REQUIREMENT: Return the listing below word for word.

TASK MATERIAL:
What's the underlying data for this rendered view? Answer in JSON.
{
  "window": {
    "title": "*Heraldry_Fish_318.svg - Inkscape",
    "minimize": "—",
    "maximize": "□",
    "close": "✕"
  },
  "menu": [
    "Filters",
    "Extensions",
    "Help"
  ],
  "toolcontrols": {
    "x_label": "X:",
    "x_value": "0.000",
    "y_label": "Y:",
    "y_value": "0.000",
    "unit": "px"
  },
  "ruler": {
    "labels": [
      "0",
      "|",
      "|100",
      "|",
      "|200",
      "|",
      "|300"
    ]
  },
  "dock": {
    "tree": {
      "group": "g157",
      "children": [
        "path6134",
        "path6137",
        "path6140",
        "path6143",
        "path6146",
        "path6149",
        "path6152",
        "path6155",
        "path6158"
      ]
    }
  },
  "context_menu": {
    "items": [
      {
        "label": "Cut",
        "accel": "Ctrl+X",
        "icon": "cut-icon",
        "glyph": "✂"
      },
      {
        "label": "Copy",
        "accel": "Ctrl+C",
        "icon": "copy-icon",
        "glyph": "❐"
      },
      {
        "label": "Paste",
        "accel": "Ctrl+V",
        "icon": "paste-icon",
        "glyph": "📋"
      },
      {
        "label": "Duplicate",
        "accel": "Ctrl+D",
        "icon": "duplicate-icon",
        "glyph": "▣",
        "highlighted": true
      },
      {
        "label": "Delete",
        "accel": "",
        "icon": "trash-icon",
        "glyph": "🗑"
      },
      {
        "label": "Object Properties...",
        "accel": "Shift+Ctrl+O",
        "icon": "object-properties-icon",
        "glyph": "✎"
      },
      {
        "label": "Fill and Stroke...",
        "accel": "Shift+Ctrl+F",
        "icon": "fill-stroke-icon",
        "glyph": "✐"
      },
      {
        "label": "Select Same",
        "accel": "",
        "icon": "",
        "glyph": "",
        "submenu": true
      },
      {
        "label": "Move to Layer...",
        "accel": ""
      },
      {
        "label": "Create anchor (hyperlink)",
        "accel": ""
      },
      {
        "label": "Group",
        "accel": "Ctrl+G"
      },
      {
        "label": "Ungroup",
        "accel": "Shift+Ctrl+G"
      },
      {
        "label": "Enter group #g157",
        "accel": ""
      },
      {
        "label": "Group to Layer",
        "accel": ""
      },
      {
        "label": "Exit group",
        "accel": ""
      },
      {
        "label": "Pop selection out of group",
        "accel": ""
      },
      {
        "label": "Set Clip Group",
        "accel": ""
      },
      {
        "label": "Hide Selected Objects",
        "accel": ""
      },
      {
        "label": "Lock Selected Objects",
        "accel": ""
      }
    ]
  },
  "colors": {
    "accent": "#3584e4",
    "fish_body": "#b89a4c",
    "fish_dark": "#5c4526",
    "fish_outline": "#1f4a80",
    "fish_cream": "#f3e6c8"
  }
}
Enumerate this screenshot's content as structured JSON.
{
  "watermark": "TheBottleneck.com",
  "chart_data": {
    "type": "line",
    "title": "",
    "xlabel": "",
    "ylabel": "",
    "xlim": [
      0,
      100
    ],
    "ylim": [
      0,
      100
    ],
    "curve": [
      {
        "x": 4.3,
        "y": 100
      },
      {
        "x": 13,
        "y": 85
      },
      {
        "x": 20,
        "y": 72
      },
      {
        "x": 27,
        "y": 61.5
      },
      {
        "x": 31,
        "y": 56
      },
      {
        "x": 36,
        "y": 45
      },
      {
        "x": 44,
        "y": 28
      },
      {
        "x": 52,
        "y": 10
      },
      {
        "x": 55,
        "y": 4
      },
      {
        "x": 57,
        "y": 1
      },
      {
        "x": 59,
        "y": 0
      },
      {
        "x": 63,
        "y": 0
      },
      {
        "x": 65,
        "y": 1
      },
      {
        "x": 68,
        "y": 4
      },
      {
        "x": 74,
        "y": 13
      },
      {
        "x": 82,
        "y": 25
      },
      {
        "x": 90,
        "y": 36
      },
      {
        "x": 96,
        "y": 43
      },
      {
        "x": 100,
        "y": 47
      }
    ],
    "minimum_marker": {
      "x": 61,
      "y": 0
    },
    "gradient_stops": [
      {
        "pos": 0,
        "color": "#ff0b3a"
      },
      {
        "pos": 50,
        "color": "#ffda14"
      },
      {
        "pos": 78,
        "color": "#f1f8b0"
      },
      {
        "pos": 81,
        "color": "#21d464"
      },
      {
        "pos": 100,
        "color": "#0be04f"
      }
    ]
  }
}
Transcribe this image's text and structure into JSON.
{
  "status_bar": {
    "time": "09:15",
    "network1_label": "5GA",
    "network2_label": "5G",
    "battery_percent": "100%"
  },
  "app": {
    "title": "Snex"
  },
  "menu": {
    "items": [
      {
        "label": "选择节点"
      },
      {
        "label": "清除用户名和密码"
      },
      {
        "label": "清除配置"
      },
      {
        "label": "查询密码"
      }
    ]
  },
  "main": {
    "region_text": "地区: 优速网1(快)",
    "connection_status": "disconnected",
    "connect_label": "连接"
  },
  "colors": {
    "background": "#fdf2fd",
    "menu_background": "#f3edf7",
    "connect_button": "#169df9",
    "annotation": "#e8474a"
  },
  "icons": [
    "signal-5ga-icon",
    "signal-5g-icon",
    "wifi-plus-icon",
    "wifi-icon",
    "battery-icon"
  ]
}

RESULT:
What's the underlying data for this rendered view? Answer in JSON.
{
  "window": {
    "title": "*Heraldry_Fish_318.svg - Inkscape",
    "minimize": "—",
    "maximize": "□",
    "close": "✕"
  },
  "menu": [
    "Filters",
    "Extensions",
    "Help"
  ],
  "toolcontrols": {
    "x_label": "X:",
    "x_value": "0.000",
    "y_label": "Y:",
    "y_value": "0.000",
    "unit": "px"
  },
  "ruler": {
    "labels": [
      "0",
      "|",
      "|100",
      "|",
      "|200",
      "|",
      "|300"
    ]
  },
  "dock": {
    "tree": {
      "group": "g157",
      "children": [
        "path6134",
        "path6137",
        "path6140",
        "path6143",
        "path6146",
        "path6149",
        "path6152",
        "path6155",
        "path6158"
      ]
    }
  },
  "context_menu": {
    "items": [
      {
        "label": "Cut",
        "accel": "Ctrl+X",
        "icon": "cut-icon",
        "glyph": "✂"
      },
      {
        "label": "Copy",
        "accel": "Ctrl+C",
        "icon": "copy-icon",
        "glyph": "❐"
      },
      {
        "label": "Paste",
        "accel": "Ctrl+V",
        "icon": "paste-icon",
        "glyph": "📋"
      },
      {
        "label": "Duplicate",
        "accel": "Ctrl+D",
        "icon": "duplicate-icon",
        "glyph": "▣",
        "highlighted": true
      },
      {
        "label": "Delete",
        "accel": "",
        "icon": "trash-icon",
        "glyph": "🗑"
      },
      {
        "label": "Object Properties...",
        "accel": "Shift+Ctrl+O",
        "icon": "object-properties-icon",
        "glyph": "✎"
      },
      {
        "label": "Fill and Stroke...",
        "accel": "Shift+Ctrl+F",
        "icon": "fill-stroke-icon",
        "glyph": "✐"
      },
      {
        "label": "Select Same",
        "accel": "",
        "icon": "",
        "glyph": "",
        "submenu": true
      },
      {
        "label": "Move to Layer...",
        "accel": ""
      },
      {
        "label": "Create anchor (hyperlink)",
        "accel": ""
      },
      {
        "label": "Group",
        "accel": "Ctrl+G"
      },
      {
        "label": "Ungroup",
        "accel": "Shift+Ctrl+G"
      },
      {
        "label": "Enter group #g157",
        "accel": ""
      },
      {
        "label": "Group to Layer",
        "accel": ""
      },
      {
        "label": "Exit group",
        "accel": ""
      },
      {
        "label": "Pop selection out of group",
        "accel": ""
      },
      {
        "label": "Set Clip Group",
        "accel": ""
      },
      {
        "label": "Hide Selected Objects",
        "accel": ""
      },
      {
        "label": "Lock Selected Objects",
        "accel": ""
      }
    ]
  },
  "colors": {
    "accent": "#3584e4",
    "fish_body": "#b89a4c",
    "fish_dark": "#5c4526",
    "fish_outline": "#1f4a80",
    "fish_cream": "#f3e6c8"
  }
}
Enumerate this screenshot's content as structured JSON.
{
  "watermark": "TheBottleneck.com",
  "chart_data": {
    "type": "line",
    "title": "",
    "xlabel": "",
    "ylabel": "",
    "xlim": [
      0,
      100
    ],
    "ylim": [
      0,
      100
    ],
    "curve": [
      {
        "x": 4.3,
        "y": 100
      },
      {
        "x": 13,
        "y": 85
      },
      {
        "x": 20,
        "y": 72
      },
      {
        "x": 27,
        "y": 61.5
      },
      {
        "x": 31,
        "y": 56
      },
      {
        "x": 36,
        "y": 45
      },
      {
        "x": 44,
        "y": 28
      },
      {
        "x": 52,
        "y": 10
      },
      {
        "x": 55,
        "y": 4
      },
      {
        "x": 57,
        "y": 1
      },
      {
        "x": 59,
        "y": 0
      },
      {
        "x": 63,
        "y": 0
      },
      {
        "x": 65,
        "y": 1
      },
      {
        "x": 68,
        "y": 4
      },
      {
        "x": 74,
        "y": 13
      },
      {
        "x": 82,
        "y": 25
      },
      {
        "x": 90,
        "y": 36
      },
      {
        "x": 96,
        "y": 43
      },
      {
        "x": 100,
        "y": 47
      }
    ],
    "minimum_marker": {
      "x": 61,
      "y": 0
    },
    "gradient_stops": [
      {
        "pos": 0,
        "color": "#ff0b3a"
      },
      {
        "pos": 50,
        "color": "#ffda14"
      },
      {
        "pos": 78,
        "color": "#f1f8b0"
      },
      {
        "pos": 81,
        "color": "#21d464"
      },
      {
        "pos": 100,
        "color": "#0be04f"
      }
    ]
  }
}
Transcribe this image's text and structure into JSON.
{
  "status_bar": {
    "time": "09:15",
    "network1_label": "5GA",
    "network2_label": "5G",
    "battery_percent": "100%"
  },
  "app": {
    "title": "Snex"
  },
  "menu": {
    "items": [
      {
        "label": "选择节点"
      },
      {
        "label": "清除用户名和密码"
      },
      {
        "label": "清除配置"
      },
      {
        "label": "查询密码"
      }
    ]
  },
  "main": {
    "region_text": "地区: 优速网1(快)",
    "connection_status": "disconnected",
    "connect_label": "连接"
  },
  "colors": {
    "background": "#fdf2fd",
    "menu_background": "#f3edf7",
    "connect_button": "#169df9",
    "annotation": "#e8474a"
  },
  "icons": [
    "signal-5ga-icon",
    "signal-5g-icon",
    "wifi-plus-icon",
    "wifi-icon",
    "battery-icon"
  ]
}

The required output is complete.